**Records:**
====================

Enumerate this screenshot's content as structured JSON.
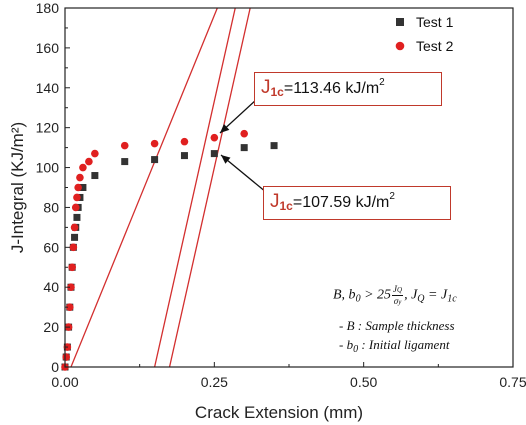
{
  "chart_data": {
    "type": "scatter",
    "xlabel": "Crack Extension (mm)",
    "ylabel": "J-Integral (KJ/m²)",
    "xlim": [
      0,
      0.75
    ],
    "ylim": [
      0,
      180
    ],
    "x_ticks": [
      "0.00",
      "0.25",
      "0.50",
      "0.75"
    ],
    "y_ticks": [
      "0",
      "20",
      "40",
      "60",
      "80",
      "100",
      "120",
      "140",
      "160",
      "180"
    ],
    "legend_position": "top-right",
    "series": [
      {
        "name": "Test 1",
        "marker": "square",
        "color": "#333333",
        "x": [
          0.0,
          0.002,
          0.004,
          0.006,
          0.008,
          0.01,
          0.012,
          0.014,
          0.016,
          0.018,
          0.02,
          0.022,
          0.025,
          0.03,
          0.05,
          0.1,
          0.15,
          0.2,
          0.25,
          0.3,
          0.35
        ],
        "y": [
          0,
          5,
          10,
          20,
          30,
          40,
          50,
          60,
          65,
          70,
          75,
          80,
          85,
          90,
          96,
          103,
          104,
          106,
          107,
          110,
          111
        ]
      },
      {
        "name": "Test 2",
        "marker": "circle",
        "color": "#e02020",
        "x": [
          0.0,
          0.002,
          0.004,
          0.006,
          0.008,
          0.01,
          0.012,
          0.014,
          0.016,
          0.018,
          0.02,
          0.022,
          0.025,
          0.03,
          0.04,
          0.05,
          0.1,
          0.15,
          0.2,
          0.25,
          0.3
        ],
        "y": [
          0,
          5,
          10,
          20,
          30,
          40,
          50,
          60,
          70,
          80,
          85,
          90,
          95,
          100,
          103,
          107,
          111,
          112,
          113,
          115,
          117
        ]
      }
    ],
    "lines": [
      {
        "color": "#d32f2f",
        "x": [
          0.01,
          0.255
        ],
        "y": [
          0,
          180
        ]
      },
      {
        "color": "#d32f2f",
        "x": [
          0.15,
          0.285
        ],
        "y": [
          0,
          180
        ]
      },
      {
        "color": "#d32f2f",
        "x": [
          0.175,
          0.31
        ],
        "y": [
          0,
          180
        ]
      }
    ],
    "annotations": {
      "callout1": {
        "symbol": "J",
        "sub": "1c",
        "text": "=113.46 kJ/m",
        "sup": "2"
      },
      "callout2": {
        "symbol": "J",
        "sub": "1c",
        "text": "=107.59 kJ/m",
        "sup": "2"
      },
      "formula": {
        "b0_condition": "B, b",
        "sub0": "0",
        "gt": " > 25",
        "frac_num": "J",
        "frac_num_sub": "Q",
        "frac_den": "σ",
        "frac_den_sub": "y",
        "jq_eq": ", J",
        "jq_sub": "Q",
        "eq_j1c": " = J",
        "j1c_sub": "1c",
        "note_b": "- B : Sample thickness",
        "note_b0_prefix": "- b",
        "note_b0_sub": "0",
        "note_b0_suffix": " : Initial ligament"
      }
    }
  }
}
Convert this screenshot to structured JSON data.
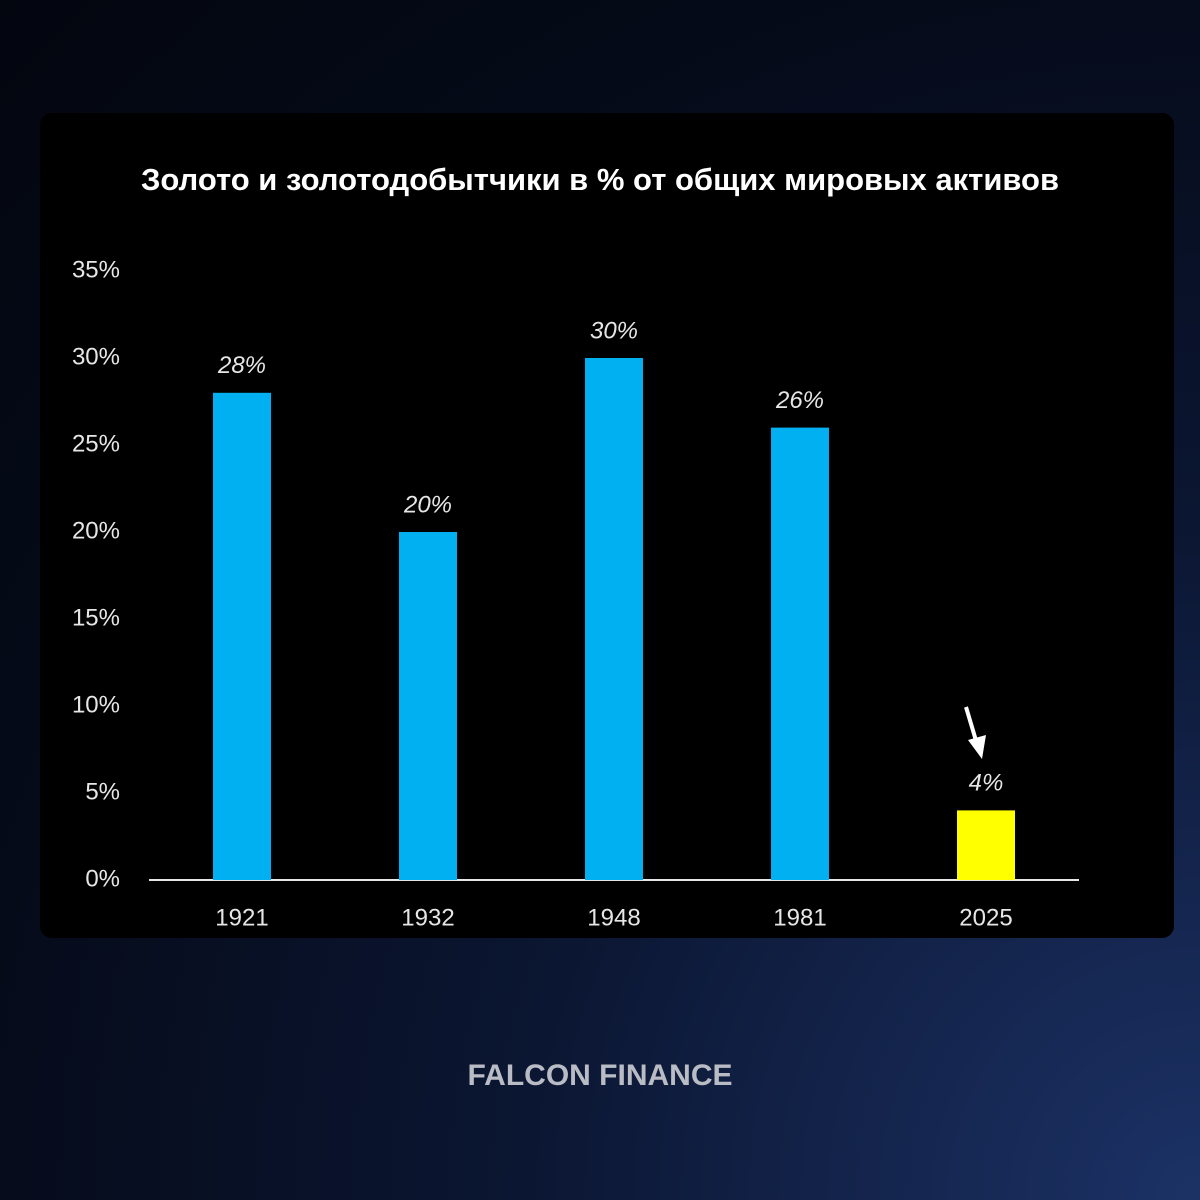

====================

**Exercise description:** Repeat verbatim all the material, but not the pictures.

**Completed exercise:**
Enumerate this screenshot's content as structured JSON.
{
  "chart_data": {
    "type": "scatter",
    "xlabel": "Crack Extension (mm)",
    "ylabel": "J-Integral (KJ/m²)",
    "xlim": [
      0,
      0.75
    ],
    "ylim": [
      0,
      180
    ],
    "x_ticks": [
      "0.00",
      "0.25",
      "0.50",
      "0.75"
    ],
    "y_ticks": [
      "0",
      "20",
      "40",
      "60",
      "80",
      "100",
      "120",
      "140",
      "160",
      "180"
    ],
    "legend_position": "top-right",
    "series": [
      {
        "name": "Test 1",
        "marker": "square",
        "color": "#333333",
        "x": [
          0.0,
          0.002,
          0.004,
          0.006,
          0.008,
          0.01,
          0.012,
          0.014,
          0.016,
          0.018,
          0.02,
          0.022,
          0.025,
          0.03,
          0.05,
          0.1,
          0.15,
          0.2,
          0.25,
          0.3,
          0.35
        ],
        "y": [
          0,
          5,
          10,
          20,
          30,
          40,
          50,
          60,
          65,
          70,
          75,
          80,
          85,
          90,
          96,
          103,
          104,
          106,
          107,
          110,
          111
        ]
      },
      {
        "name": "Test 2",
        "marker": "circle",
        "color": "#e02020",
        "x": [
          0.0,
          0.002,
          0.004,
          0.006,
          0.008,
          0.01,
          0.012,
          0.014,
          0.016,
          0.018,
          0.02,
          0.022,
          0.025,
          0.03,
          0.04,
          0.05,
          0.1,
          0.15,
          0.2,
          0.25,
          0.3
        ],
        "y": [
          0,
          5,
          10,
          20,
          30,
          40,
          50,
          60,
          70,
          80,
          85,
          90,
          95,
          100,
          103,
          107,
          111,
          112,
          113,
          115,
          117
        ]
      }
    ],
    "lines": [
      {
        "color": "#d32f2f",
        "x": [
          0.01,
          0.255
        ],
        "y": [
          0,
          180
        ]
      },
      {
        "color": "#d32f2f",
        "x": [
          0.15,
          0.285
        ],
        "y": [
          0,
          180
        ]
      },
      {
        "color": "#d32f2f",
        "x": [
          0.175,
          0.31
        ],
        "y": [
          0,
          180
        ]
      }
    ],
    "annotations": {
      "callout1": {
        "symbol": "J",
        "sub": "1c",
        "text": "=113.46 kJ/m",
        "sup": "2"
      },
      "callout2": {
        "symbol": "J",
        "sub": "1c",
        "text": "=107.59 kJ/m",
        "sup": "2"
      },
      "formula": {
        "b0_condition": "B, b",
        "sub0": "0",
        "gt": " > 25",
        "frac_num": "J",
        "frac_num_sub": "Q",
        "frac_den": "σ",
        "frac_den_sub": "y",
        "jq_eq": ", J",
        "jq_sub": "Q",
        "eq_j1c": " = J",
        "j1c_sub": "1c",
        "note_b": "- B : Sample thickness",
        "note_b0_prefix": "- b",
        "note_b0_sub": "0",
        "note_b0_suffix": " : Initial ligament"
      }
    }
  }
}
Convert this screenshot to structured JSON data.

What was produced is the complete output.